■ Material:
========================================
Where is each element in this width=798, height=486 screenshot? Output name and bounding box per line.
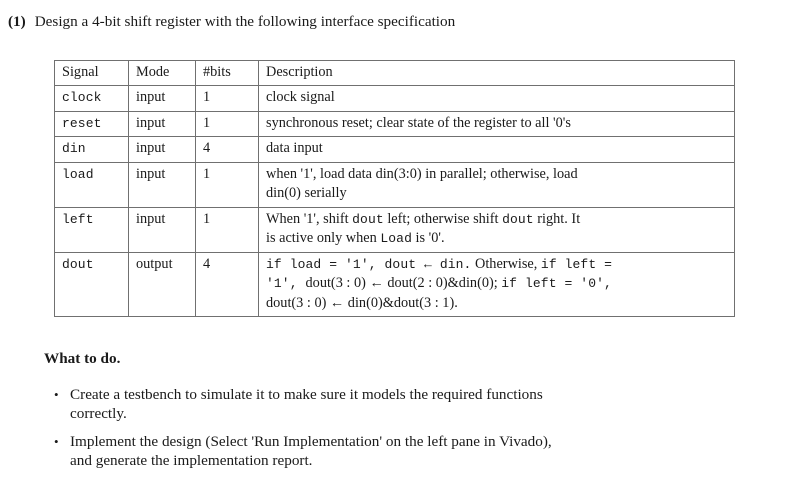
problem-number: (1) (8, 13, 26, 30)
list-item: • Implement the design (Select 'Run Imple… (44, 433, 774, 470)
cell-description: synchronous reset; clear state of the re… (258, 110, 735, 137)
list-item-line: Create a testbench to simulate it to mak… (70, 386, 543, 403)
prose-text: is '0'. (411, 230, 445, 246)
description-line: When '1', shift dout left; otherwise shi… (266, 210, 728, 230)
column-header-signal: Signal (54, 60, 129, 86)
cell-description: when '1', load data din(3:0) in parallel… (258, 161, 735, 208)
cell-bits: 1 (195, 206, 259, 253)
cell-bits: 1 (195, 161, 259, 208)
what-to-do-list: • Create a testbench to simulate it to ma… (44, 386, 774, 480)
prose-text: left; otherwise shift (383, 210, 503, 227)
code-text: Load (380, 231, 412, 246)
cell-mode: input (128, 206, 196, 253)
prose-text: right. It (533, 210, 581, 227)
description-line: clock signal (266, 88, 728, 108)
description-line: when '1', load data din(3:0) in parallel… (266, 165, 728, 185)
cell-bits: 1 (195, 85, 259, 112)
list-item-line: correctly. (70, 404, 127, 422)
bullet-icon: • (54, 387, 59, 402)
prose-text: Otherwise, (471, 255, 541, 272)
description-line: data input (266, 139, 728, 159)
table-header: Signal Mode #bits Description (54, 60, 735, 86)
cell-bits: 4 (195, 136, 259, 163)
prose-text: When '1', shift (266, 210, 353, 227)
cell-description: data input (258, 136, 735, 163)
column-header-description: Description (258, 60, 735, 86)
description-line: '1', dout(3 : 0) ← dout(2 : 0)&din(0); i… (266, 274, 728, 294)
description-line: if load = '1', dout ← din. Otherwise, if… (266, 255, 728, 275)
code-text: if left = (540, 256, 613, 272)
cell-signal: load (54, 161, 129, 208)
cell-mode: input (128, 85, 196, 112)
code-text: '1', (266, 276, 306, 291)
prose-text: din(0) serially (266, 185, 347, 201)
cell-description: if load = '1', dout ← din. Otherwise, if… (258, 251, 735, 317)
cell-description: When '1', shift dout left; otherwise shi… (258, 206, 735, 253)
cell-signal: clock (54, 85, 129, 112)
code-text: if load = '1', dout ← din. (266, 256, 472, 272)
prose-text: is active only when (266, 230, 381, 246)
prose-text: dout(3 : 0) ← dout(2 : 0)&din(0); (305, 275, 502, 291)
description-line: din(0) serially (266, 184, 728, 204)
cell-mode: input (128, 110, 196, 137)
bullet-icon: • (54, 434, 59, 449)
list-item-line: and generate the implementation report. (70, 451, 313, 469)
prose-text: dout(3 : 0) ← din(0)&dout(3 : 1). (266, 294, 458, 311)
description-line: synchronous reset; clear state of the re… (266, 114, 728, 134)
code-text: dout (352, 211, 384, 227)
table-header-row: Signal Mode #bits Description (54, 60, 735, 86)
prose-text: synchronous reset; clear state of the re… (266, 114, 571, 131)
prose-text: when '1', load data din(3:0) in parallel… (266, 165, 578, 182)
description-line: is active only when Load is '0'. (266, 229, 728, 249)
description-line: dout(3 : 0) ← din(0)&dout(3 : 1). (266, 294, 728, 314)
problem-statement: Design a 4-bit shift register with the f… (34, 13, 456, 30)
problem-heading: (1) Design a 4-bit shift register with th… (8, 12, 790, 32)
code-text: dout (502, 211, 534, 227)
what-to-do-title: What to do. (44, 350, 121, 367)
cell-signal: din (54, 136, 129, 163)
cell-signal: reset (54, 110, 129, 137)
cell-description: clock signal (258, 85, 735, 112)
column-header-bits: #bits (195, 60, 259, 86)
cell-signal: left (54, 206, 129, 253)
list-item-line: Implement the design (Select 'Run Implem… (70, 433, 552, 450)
========================================
■ Goal: Please rewrite the rows above with "prose-text" renamed to "body-text" throughout, keeping everything else the same and leaving out the pictures.

■ Result for this exercise:
Where is each element in this width=798, height=486 screenshot? Output name and bounding box per line.
problem-number: (1) (8, 13, 26, 30)
list-item: • Implement the design (Select 'Run Imple… (44, 433, 774, 470)
cell-description: synchronous reset; clear state of the re… (258, 110, 735, 137)
list-item-line: Create a testbench to simulate it to mak… (70, 386, 543, 403)
body-text: is '0'. (411, 230, 445, 246)
description-line: When '1', shift dout left; otherwise shi… (266, 210, 728, 230)
column-header-signal: Signal (54, 60, 129, 86)
cell-description: when '1', load data din(3:0) in parallel… (258, 161, 735, 208)
cell-bits: 1 (195, 206, 259, 253)
cell-bits: 1 (195, 161, 259, 208)
what-to-do-list: • Create a testbench to simulate it to ma… (44, 386, 774, 480)
body-text: left; otherwise shift (383, 210, 503, 227)
code-text: Load (380, 231, 412, 246)
cell-mode: input (128, 206, 196, 253)
body-text: right. It (533, 210, 581, 227)
description-line: clock signal (266, 88, 728, 108)
description-line: when '1', load data din(3:0) in parallel… (266, 165, 728, 185)
cell-bits: 1 (195, 85, 259, 112)
list-item-line: correctly. (70, 404, 127, 422)
bullet-icon: • (54, 387, 59, 402)
body-text: Otherwise, (471, 255, 541, 272)
description-line: data input (266, 139, 728, 159)
table-header: Signal Mode #bits Description (54, 60, 735, 86)
cell-bits: 4 (195, 136, 259, 163)
body-text: When '1', shift (266, 210, 353, 227)
cell-description: data input (258, 136, 735, 163)
column-header-description: Description (258, 60, 735, 86)
description-line: '1', dout(3 : 0) ← dout(2 : 0)&din(0); i… (266, 274, 728, 294)
description-line: if load = '1', dout ← din. Otherwise, if… (266, 255, 728, 275)
code-text: if left = (540, 256, 613, 272)
cell-signal: load (54, 161, 129, 208)
cell-mode: input (128, 85, 196, 112)
code-text: '1', (266, 276, 306, 291)
body-text: din(0) serially (266, 185, 347, 201)
cell-description: if load = '1', dout ← din. Otherwise, if… (258, 251, 735, 317)
cell-description: When '1', shift dout left; otherwise shi… (258, 206, 735, 253)
cell-signal: clock (54, 85, 129, 112)
code-text: if load = '1', dout ← din. (266, 256, 472, 272)
body-text: is active only when (266, 230, 381, 246)
body-text: dout(3 : 0) ← dout(2 : 0)&din(0); (305, 275, 502, 291)
description-line: din(0) serially (266, 184, 728, 204)
cell-mode: input (128, 110, 196, 137)
bullet-icon: • (54, 434, 59, 449)
list-item-line: and generate the implementation report. (70, 451, 313, 469)
body-text: dout(3 : 0) ← din(0)&dout(3 : 1). (266, 294, 458, 311)
description-line: synchronous reset; clear state of the re… (266, 114, 728, 134)
code-text: dout (352, 211, 384, 227)
table-header-row: Signal Mode #bits Description (54, 60, 735, 86)
body-text: synchronous reset; clear state of the re… (266, 114, 571, 131)
body-text: when '1', load data din(3:0) in parallel… (266, 165, 578, 182)
description-line: is active only when Load is '0'. (266, 229, 728, 249)
description-line: dout(3 : 0) ← din(0)&dout(3 : 1). (266, 294, 728, 314)
problem-statement: Design a 4-bit shift register with the f… (34, 13, 456, 30)
problem-heading: (1) Design a 4-bit shift register with th… (8, 12, 790, 32)
code-text: dout (502, 211, 534, 227)
what-to-do-title: What to do. (44, 350, 121, 367)
cell-signal: din (54, 136, 129, 163)
cell-signal: reset (54, 110, 129, 137)
cell-description: clock signal (258, 85, 735, 112)
column-header-bits: #bits (195, 60, 259, 86)
cell-signal: left (54, 206, 129, 253)
list-item-line: Implement the design (Select 'Run Implem… (70, 433, 552, 450)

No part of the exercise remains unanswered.